**EXERCISE PROMPT:** Select the lines that hold the word "average" and copy each one.

**INPUT ROWS:**
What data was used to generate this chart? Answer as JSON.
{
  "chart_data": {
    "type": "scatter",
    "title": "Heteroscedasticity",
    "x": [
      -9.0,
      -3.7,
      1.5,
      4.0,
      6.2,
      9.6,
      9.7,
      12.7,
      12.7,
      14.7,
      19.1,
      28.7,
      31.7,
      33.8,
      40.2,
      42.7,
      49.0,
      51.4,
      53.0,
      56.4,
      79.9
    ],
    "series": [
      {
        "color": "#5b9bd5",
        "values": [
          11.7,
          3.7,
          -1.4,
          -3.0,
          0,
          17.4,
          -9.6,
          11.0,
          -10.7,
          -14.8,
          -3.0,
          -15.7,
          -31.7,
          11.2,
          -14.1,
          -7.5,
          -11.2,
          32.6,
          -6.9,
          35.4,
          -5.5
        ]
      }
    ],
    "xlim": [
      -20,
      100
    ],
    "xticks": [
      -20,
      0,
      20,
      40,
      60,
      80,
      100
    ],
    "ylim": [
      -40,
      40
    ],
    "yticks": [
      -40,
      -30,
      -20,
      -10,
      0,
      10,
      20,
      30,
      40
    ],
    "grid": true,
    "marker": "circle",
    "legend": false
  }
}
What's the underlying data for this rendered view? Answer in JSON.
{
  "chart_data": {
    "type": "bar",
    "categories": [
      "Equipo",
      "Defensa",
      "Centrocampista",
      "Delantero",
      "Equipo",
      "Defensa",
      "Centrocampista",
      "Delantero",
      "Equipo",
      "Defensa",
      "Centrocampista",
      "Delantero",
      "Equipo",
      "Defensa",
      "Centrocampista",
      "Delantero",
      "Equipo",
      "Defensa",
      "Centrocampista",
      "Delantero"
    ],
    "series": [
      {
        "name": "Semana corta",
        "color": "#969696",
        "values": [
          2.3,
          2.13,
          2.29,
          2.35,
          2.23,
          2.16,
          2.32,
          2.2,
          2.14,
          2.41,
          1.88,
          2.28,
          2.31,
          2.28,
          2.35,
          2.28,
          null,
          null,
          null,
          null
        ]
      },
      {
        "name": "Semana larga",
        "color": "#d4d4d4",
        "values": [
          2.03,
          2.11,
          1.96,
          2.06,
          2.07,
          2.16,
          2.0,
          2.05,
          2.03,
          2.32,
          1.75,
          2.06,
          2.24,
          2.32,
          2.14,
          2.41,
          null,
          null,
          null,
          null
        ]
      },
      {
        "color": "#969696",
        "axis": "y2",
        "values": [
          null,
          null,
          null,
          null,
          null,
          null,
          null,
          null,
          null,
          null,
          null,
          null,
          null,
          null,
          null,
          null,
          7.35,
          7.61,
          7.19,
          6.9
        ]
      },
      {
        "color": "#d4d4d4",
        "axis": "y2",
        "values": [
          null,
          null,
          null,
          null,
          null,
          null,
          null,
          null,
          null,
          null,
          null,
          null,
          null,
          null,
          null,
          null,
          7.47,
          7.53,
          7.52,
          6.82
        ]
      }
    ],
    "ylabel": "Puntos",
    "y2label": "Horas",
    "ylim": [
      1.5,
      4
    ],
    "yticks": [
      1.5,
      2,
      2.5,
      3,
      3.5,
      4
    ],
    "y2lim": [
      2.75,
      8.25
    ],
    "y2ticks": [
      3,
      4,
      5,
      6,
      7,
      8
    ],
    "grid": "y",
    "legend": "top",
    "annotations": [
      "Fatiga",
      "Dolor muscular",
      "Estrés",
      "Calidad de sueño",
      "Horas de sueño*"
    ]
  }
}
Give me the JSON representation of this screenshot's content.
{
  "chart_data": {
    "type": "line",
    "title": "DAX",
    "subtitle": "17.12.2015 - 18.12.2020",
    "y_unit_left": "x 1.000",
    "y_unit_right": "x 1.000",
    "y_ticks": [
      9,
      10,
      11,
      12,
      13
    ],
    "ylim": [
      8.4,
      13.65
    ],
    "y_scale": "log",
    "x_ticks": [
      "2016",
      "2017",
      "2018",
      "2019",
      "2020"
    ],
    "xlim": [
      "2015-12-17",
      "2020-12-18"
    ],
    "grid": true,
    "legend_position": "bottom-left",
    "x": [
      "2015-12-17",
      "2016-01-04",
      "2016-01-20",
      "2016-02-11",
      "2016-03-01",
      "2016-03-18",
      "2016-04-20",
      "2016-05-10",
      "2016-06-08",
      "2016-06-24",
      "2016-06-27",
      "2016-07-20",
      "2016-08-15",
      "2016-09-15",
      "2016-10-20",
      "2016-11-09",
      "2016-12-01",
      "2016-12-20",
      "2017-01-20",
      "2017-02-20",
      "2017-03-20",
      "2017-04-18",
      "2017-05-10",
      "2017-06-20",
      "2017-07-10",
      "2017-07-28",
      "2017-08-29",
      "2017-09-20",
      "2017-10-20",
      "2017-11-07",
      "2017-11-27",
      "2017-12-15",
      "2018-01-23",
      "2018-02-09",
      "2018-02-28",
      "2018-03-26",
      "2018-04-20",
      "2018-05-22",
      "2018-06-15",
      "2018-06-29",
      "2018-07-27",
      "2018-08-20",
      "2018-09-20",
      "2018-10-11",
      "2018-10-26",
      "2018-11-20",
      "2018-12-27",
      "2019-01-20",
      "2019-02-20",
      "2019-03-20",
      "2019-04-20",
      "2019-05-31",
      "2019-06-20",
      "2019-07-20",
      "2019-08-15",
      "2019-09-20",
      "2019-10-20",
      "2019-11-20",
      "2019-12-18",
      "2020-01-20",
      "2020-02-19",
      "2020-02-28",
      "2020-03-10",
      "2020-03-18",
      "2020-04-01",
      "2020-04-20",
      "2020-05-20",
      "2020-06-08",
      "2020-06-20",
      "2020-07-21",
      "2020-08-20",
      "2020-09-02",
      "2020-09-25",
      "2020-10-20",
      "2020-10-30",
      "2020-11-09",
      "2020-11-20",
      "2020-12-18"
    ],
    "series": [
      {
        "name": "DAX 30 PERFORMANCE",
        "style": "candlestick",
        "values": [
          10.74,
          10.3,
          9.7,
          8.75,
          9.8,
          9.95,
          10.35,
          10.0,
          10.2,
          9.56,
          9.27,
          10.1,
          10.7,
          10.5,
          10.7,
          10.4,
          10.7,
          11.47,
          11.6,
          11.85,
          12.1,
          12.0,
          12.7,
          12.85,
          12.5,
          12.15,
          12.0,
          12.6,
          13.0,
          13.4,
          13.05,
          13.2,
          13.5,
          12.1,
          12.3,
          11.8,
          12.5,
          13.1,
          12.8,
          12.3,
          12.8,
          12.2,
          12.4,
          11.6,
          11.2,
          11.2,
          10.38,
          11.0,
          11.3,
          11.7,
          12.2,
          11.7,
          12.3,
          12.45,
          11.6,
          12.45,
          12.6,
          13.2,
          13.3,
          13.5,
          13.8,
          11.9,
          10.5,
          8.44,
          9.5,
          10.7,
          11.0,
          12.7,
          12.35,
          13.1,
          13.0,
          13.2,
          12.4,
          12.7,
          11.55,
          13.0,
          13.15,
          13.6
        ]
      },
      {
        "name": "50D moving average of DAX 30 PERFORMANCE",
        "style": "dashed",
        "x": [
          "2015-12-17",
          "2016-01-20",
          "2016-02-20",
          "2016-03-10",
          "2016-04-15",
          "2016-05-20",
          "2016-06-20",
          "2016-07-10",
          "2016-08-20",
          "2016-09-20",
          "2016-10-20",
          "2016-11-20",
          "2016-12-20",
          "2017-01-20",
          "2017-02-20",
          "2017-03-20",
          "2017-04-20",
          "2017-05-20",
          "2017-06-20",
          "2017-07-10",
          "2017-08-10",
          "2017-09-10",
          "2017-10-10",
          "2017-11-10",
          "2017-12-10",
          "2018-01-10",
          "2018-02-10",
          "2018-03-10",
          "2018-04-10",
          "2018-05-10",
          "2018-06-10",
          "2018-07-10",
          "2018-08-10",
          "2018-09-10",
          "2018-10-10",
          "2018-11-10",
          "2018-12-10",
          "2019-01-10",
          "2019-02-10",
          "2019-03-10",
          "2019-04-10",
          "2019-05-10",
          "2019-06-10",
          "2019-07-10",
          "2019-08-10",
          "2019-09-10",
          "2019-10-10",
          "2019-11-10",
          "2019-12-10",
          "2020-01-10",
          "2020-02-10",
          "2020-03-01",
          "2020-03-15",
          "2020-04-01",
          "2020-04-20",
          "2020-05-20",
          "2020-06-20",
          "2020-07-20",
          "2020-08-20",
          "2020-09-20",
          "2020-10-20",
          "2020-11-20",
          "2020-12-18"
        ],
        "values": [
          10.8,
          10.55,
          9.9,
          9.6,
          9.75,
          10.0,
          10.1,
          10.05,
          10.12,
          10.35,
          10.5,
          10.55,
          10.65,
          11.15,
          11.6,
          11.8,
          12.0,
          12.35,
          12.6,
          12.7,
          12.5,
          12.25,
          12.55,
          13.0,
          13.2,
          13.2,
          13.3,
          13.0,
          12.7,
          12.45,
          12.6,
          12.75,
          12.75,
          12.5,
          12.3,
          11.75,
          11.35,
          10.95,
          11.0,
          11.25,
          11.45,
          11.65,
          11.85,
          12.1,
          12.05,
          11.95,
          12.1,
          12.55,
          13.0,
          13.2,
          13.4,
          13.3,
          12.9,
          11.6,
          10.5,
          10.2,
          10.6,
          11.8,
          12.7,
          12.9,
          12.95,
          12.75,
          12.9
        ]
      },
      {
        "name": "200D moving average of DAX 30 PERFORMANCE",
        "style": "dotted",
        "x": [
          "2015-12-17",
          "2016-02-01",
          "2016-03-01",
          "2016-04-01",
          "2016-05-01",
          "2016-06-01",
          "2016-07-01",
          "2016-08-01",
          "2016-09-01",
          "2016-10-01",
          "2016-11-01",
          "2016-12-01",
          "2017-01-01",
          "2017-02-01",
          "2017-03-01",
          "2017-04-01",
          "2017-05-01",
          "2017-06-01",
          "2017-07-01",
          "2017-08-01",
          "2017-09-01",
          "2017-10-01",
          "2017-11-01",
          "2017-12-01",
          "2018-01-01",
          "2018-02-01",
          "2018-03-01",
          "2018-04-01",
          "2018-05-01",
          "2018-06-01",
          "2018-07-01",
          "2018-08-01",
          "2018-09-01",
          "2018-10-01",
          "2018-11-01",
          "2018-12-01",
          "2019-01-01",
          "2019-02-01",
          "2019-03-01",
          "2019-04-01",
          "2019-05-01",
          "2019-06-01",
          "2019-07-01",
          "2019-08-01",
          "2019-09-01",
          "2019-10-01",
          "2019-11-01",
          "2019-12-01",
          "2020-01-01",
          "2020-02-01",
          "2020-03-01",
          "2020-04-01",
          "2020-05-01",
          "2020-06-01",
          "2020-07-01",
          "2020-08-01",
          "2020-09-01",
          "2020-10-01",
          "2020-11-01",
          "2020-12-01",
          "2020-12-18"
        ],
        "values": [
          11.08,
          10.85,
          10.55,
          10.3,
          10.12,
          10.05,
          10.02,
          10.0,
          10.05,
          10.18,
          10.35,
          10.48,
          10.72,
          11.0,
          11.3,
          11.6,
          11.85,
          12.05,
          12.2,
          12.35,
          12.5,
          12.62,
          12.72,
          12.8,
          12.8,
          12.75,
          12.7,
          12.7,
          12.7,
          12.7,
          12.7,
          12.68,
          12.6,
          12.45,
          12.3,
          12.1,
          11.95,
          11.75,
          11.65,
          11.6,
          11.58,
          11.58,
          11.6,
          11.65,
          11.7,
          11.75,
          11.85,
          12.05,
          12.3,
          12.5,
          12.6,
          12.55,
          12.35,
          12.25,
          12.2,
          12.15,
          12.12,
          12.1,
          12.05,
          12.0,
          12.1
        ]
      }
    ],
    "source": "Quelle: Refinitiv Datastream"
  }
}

**SOLUTION TO THIS PROBLEM:**
        "name": "50D moving average of DAX 30 PERFORMANCE",
        "name": "200D moving average of DAX 30 PERFORMANCE",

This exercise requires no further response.